### To be done
Extract each line holding the word "preferences" from the entries.

### Data entries
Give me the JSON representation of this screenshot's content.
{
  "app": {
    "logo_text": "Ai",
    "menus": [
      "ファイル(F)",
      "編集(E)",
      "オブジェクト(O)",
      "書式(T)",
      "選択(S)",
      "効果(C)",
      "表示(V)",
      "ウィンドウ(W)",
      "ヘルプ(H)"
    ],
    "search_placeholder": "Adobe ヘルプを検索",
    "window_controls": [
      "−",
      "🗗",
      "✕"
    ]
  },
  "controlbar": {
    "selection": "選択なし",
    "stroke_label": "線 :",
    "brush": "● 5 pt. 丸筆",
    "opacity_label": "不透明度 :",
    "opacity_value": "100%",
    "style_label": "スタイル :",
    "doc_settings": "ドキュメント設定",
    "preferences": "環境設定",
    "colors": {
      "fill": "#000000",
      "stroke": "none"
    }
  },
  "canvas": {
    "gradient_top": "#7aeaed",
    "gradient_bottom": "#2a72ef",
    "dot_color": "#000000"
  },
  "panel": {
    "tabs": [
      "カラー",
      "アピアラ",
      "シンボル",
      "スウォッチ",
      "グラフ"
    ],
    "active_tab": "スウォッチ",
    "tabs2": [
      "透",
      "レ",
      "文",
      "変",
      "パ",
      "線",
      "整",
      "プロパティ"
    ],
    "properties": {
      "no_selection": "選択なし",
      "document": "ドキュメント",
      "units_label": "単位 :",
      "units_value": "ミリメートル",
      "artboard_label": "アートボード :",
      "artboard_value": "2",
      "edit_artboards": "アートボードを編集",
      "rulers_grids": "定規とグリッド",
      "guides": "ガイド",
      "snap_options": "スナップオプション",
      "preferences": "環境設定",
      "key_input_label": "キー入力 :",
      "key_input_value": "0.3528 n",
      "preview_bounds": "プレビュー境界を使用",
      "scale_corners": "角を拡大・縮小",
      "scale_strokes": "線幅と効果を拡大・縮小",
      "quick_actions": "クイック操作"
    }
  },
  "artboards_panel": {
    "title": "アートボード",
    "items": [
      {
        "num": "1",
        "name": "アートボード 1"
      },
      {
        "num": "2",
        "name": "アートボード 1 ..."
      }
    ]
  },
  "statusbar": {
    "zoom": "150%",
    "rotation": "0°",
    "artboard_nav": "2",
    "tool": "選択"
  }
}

### The response
    "preferences": "環境設定",
      "preferences": "環境設定",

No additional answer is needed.